● **Short exercise**
List all lines in the material below that contain "Development".
── The input ──
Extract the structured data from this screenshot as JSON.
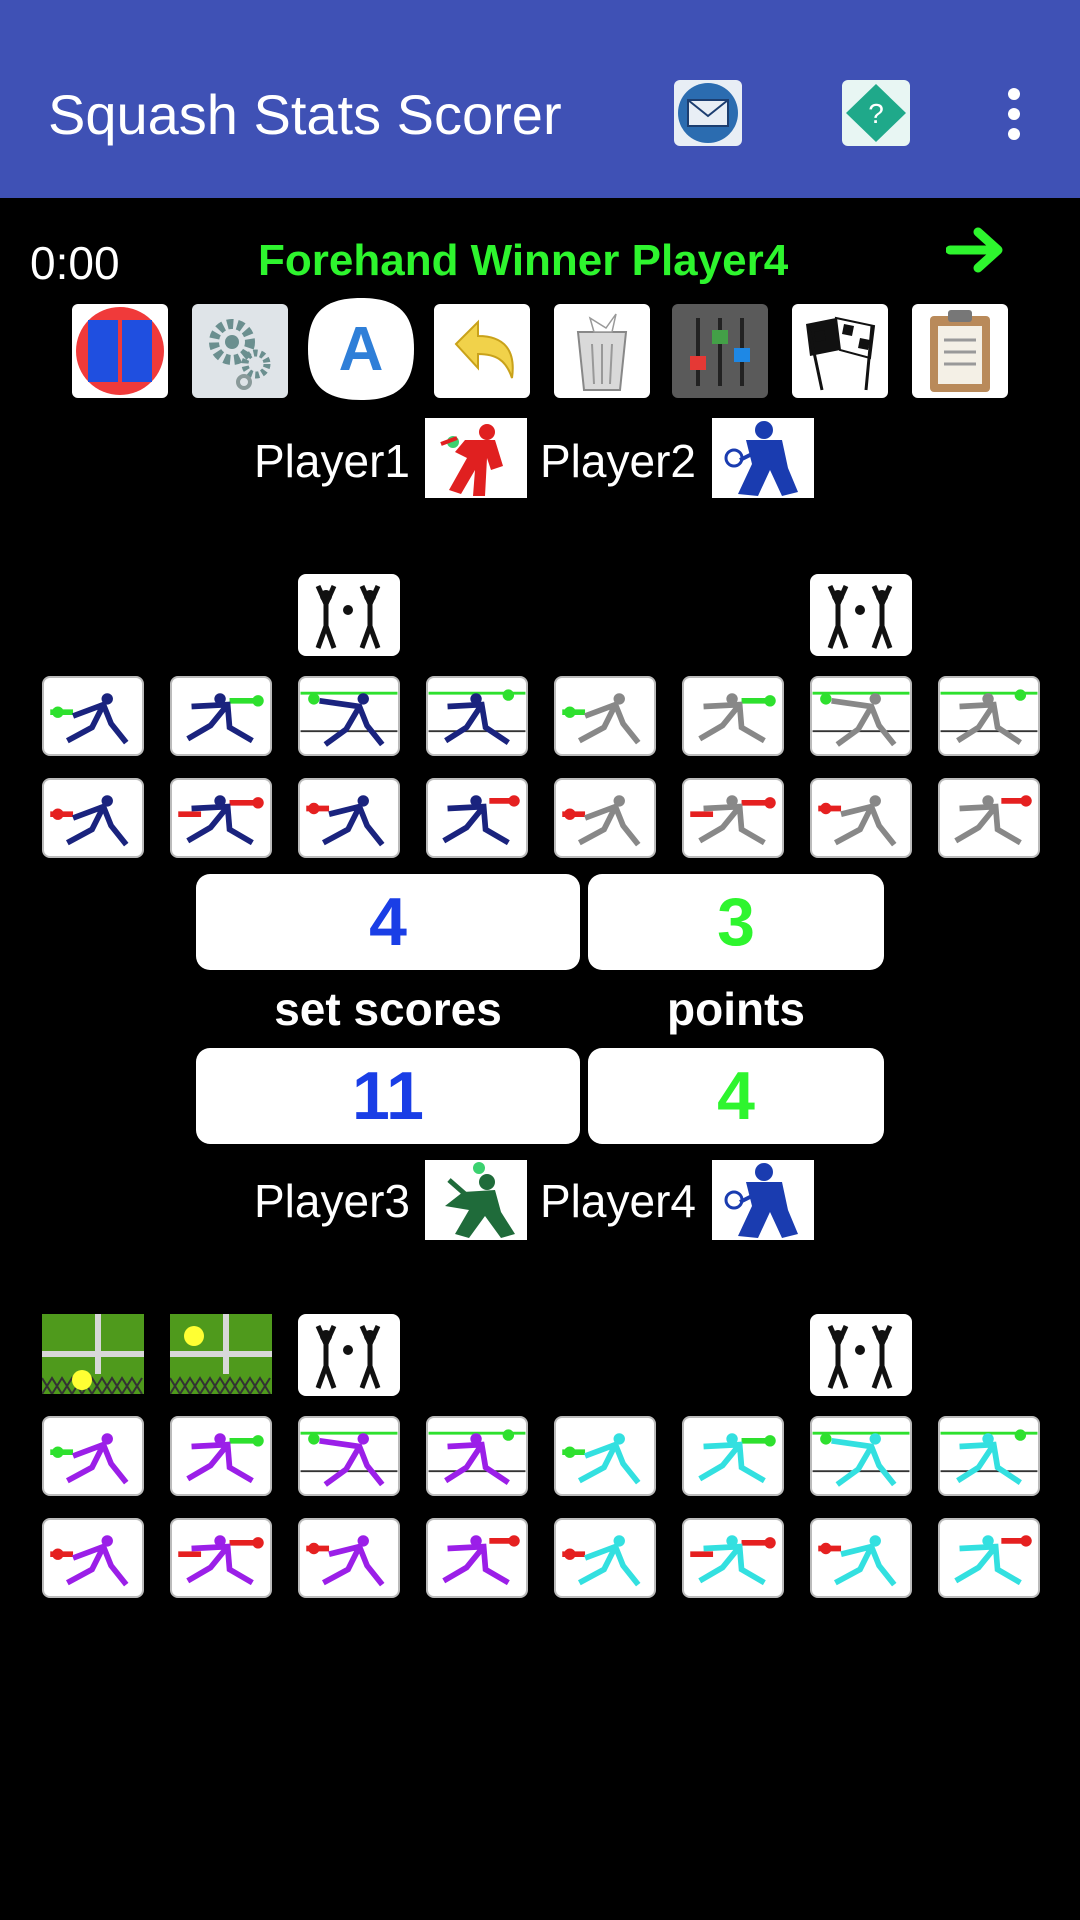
{
  "app": {
    "title": "Squash Stats Scorer",
    "icons": [
      "mail-icon",
      "help-icon",
      "more-options-icon"
    ]
  },
  "status": {
    "timer": "0:00",
    "message": "Forehand Winner Player4",
    "message_color": "#2ef52e"
  },
  "toolbar": [
    "doubles-icon",
    "settings-icon",
    "auto-icon",
    "undo-icon",
    "trash-icon",
    "mixer-icon",
    "finish-flag-icon",
    "clipboard-icon"
  ],
  "team1": {
    "player_a": "Player1",
    "player_b": "Player2",
    "colors": {
      "a": "#1a237e",
      "b": "#888888"
    }
  },
  "team2": {
    "player_a": "Player3",
    "player_b": "Player4",
    "colors": {
      "a": "#9b1fe8",
      "b": "#33e0e0"
    }
  },
  "scores": {
    "top_left": "4",
    "top_right": "3",
    "set_scores_label": "set scores",
    "points_label": "points",
    "bottom_left": "11",
    "bottom_right": "4"
  },
  "colors": {
    "appbar": "#3f51b5",
    "blue_score": "#1a3ee6",
    "green_score": "#2ef52e"
  }
}
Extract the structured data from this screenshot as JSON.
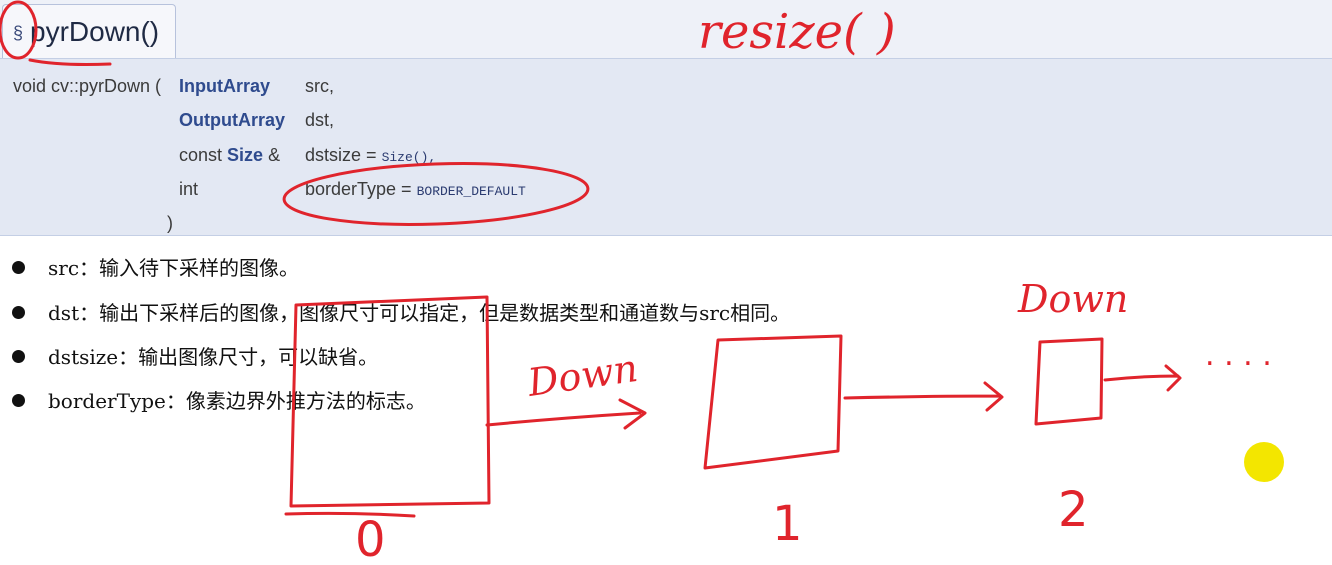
{
  "header": {
    "section_symbol": "§",
    "title": "pyrDown()"
  },
  "prototype": {
    "prefix": "void cv::pyrDown (",
    "params": [
      {
        "type_pre": "",
        "type": "InputArray",
        "type_post": "",
        "name": "src,",
        "default_op": "",
        "default_val": ""
      },
      {
        "type_pre": "",
        "type": "OutputArray",
        "type_post": "",
        "name": "dst,",
        "default_op": "",
        "default_val": ""
      },
      {
        "type_pre": "const ",
        "type": "Size",
        "type_post": " &",
        "name": "dstsize =",
        "default_op": "",
        "default_val": "Size(),"
      },
      {
        "type_pre": "int",
        "type": "",
        "type_post": "",
        "name": "borderType =",
        "default_op": "",
        "default_val": "BORDER_DEFAULT"
      }
    ],
    "close": ")"
  },
  "bullets": [
    "src：输入待下采样的图像。",
    "dst：输出下采样后的图像，图像尺寸可以指定，但是数据类型和通道数与src相同。",
    "dstsize：输出图像尺寸，可以缺省。",
    "borderType：像素边界外推方法的标志。"
  ],
  "annotations": {
    "resize_note": "resize(          )",
    "down_label_1": "Down",
    "down_label_2": "Down",
    "level_labels": [
      "0",
      "1",
      "2"
    ],
    "ellipsis": ". . . ."
  },
  "colors": {
    "ink": "#e0242c",
    "cursor": "#f3e600",
    "link_type": "#2f4b8e"
  }
}
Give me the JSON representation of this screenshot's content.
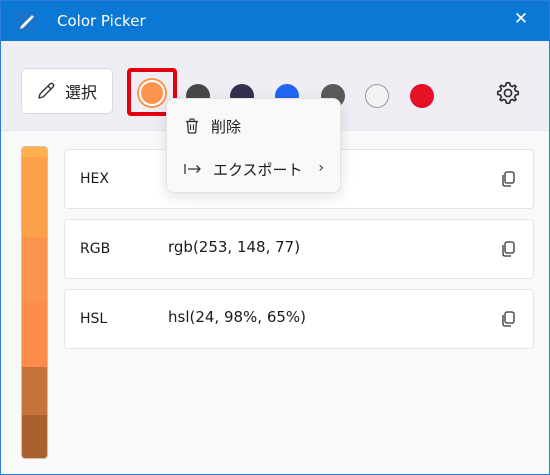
{
  "window": {
    "title": "Color Picker",
    "close_glyph": "✕"
  },
  "toolbar": {
    "select_label": "選択",
    "selected_color": "#fd944d",
    "swatches": [
      "#474747",
      "#34304d",
      "#2265f5",
      "#5a5a5a",
      "#f3f3f3",
      "#e61123"
    ]
  },
  "context_menu": {
    "delete_label": "削除",
    "export_label": "エクスポート",
    "export_arrow": "›"
  },
  "color_values": [
    {
      "key": "HEX",
      "value": ""
    },
    {
      "key": "RGB",
      "value": "rgb(253, 148, 77)"
    },
    {
      "key": "HSL",
      "value": "hsl(24, 98%, 65%)"
    }
  ],
  "strip_colors": [
    "#fdb04d",
    "#fda04a",
    "#fd944d",
    "#fd8d4a",
    "#c5733b",
    "#a8612f"
  ]
}
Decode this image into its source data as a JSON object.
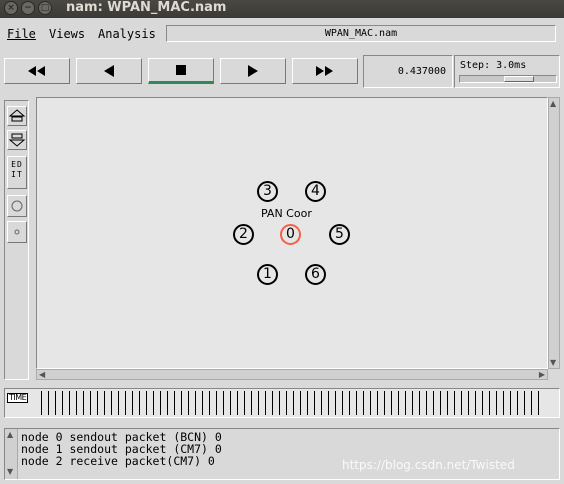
{
  "window": {
    "title": "nam: WPAN_MAC.nam",
    "buttons": [
      "×",
      "−",
      "□"
    ]
  },
  "menu": {
    "file": "File",
    "views": "Views",
    "analysis": "Analysis",
    "filename": "WPAN_MAC.nam"
  },
  "controls": {
    "rewind": "rewind-icon",
    "back": "play-back-icon",
    "stop": "stop-icon",
    "play": "play-icon",
    "fast_forward": "fast-forward-icon",
    "time_value": "0.437000",
    "step_label": "Step: 3.0ms",
    "active_color": "#2e8b57"
  },
  "tools": {
    "edit_label": "ED IT"
  },
  "network": {
    "coordinator_label": "PAN Coor",
    "coordinator_color": "#f0624a",
    "nodes": [
      "0",
      "1",
      "2",
      "3",
      "4",
      "5",
      "6"
    ]
  },
  "timeline": {
    "tag": "TIME"
  },
  "log": {
    "lines": [
      "node 0 sendout packet (BCN) 0",
      "node 1 sendout packet (CM7) 0",
      "node 2 receive packet(CM7) 0"
    ]
  },
  "watermark": "https://blog.csdn.net/Twisted"
}
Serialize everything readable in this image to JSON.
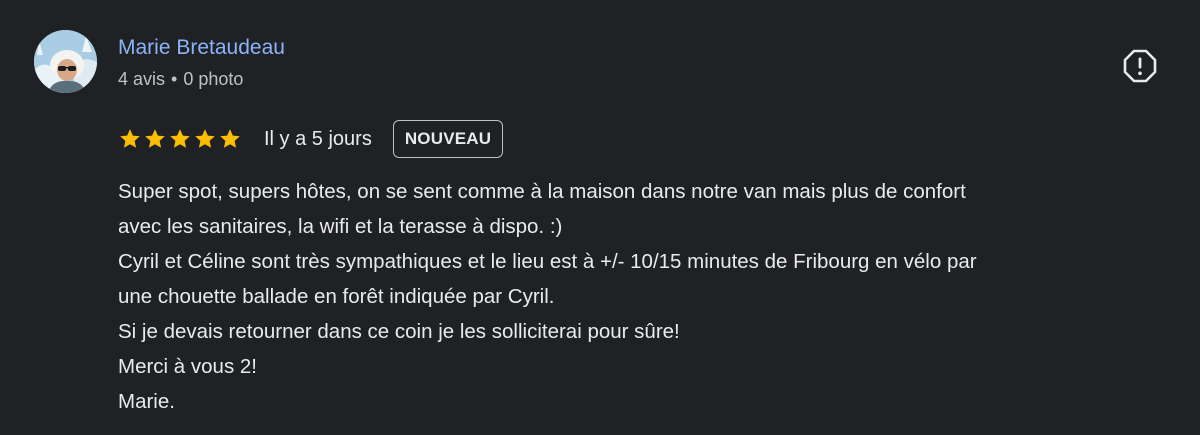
{
  "author": {
    "name": "Marie Bretaudeau",
    "reviews_count": "4 avis",
    "separator": "•",
    "photos_count": "0 photo"
  },
  "rating": {
    "stars": 5,
    "max": 5,
    "star_color": "#fbbc04"
  },
  "date": "Il y a 5 jours",
  "badge": "NOUVEAU",
  "flag_icon": "report-flag-icon",
  "review_lines": [
    "Super spot, supers hôtes, on se sent comme à la maison dans notre van mais plus de confort",
    "avec les sanitaires, la wifi et la terasse à dispo. :)",
    "Cyril et Céline sont très sympathiques et le lieu est à +/- 10/15 minutes de Fribourg en vélo par",
    "une chouette ballade en forêt indiquée par Cyril.",
    "Si je devais retourner dans ce coin je les solliciterai pour sûre!",
    "Merci à vous 2!",
    "Marie."
  ],
  "colors": {
    "background": "#202124",
    "author_link": "#8ab4f8",
    "text": "#e8eaed",
    "secondary_text": "#bdc1c6"
  }
}
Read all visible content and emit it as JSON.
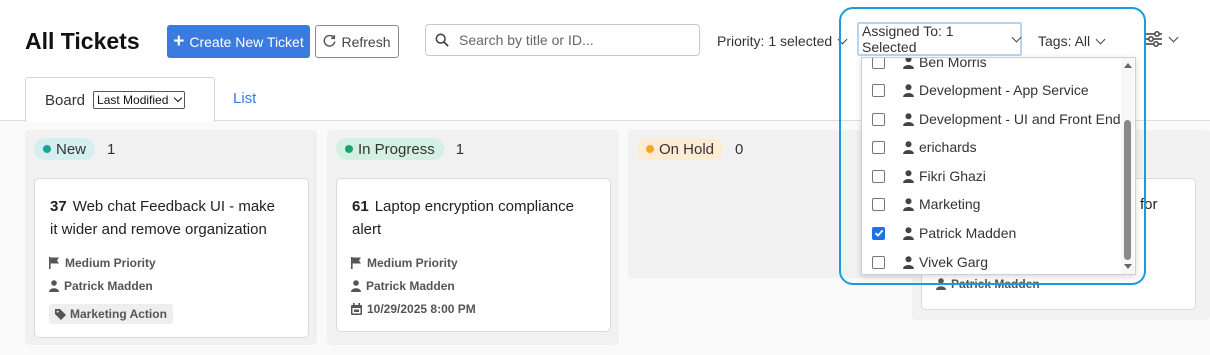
{
  "page": {
    "title": "All Tickets"
  },
  "toolbar": {
    "create_label": "Create New Ticket",
    "refresh_label": "Refresh",
    "search_placeholder": "Search by title or ID..."
  },
  "filters": {
    "priority": "Priority: 1 selected",
    "assigned": "Assigned To: 1 Selected",
    "tags": "Tags: All"
  },
  "tabs": {
    "board": "Board",
    "sort_selected": "Last Modified",
    "list": "List"
  },
  "columns": [
    {
      "name": "New",
      "count": "1",
      "dot_color": "#1aa39a",
      "pill_color": "#d5efee"
    },
    {
      "name": "In Progress",
      "count": "1",
      "dot_color": "#1aa371",
      "pill_color": "#d3f0e3"
    },
    {
      "name": "On Hold",
      "count": "0",
      "dot_color": "#f5a623",
      "pill_color": "#fbecd3"
    }
  ],
  "cards": [
    {
      "id": "37",
      "title_line1": "Web chat Feedback UI - make",
      "title_line2": "it wider and remove organization",
      "priority": "Medium Priority",
      "assignee": "Patrick Madden",
      "tag": "Marketing Action"
    },
    {
      "id": "61",
      "title_line1": "Laptop encryption compliance",
      "title_line2": "alert",
      "priority": "Medium Priority",
      "assignee": "Patrick Madden",
      "due": "10/29/2025 8:00 PM"
    },
    {
      "partial_title": "for",
      "assignee": "Patrick Madden"
    }
  ],
  "assignee_options": [
    {
      "label": "Ben Morris",
      "checked": false
    },
    {
      "label": "Development - App Service",
      "checked": false
    },
    {
      "label": "Development - UI and Front End",
      "checked": false
    },
    {
      "label": "erichards",
      "checked": false
    },
    {
      "label": "Fikri Ghazi",
      "checked": false
    },
    {
      "label": "Marketing",
      "checked": false
    },
    {
      "label": "Patrick Madden",
      "checked": true
    },
    {
      "label": "Vivek Garg",
      "checked": false
    }
  ],
  "colors": {
    "primary": "#3a7be0",
    "highlight_ring": "#1a9cd8",
    "checkbox_checked": "#1a73e8"
  }
}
───
● **Solution to this exercise**
      "label": "Development - App Service",
      "label": "Development - UI and Front End",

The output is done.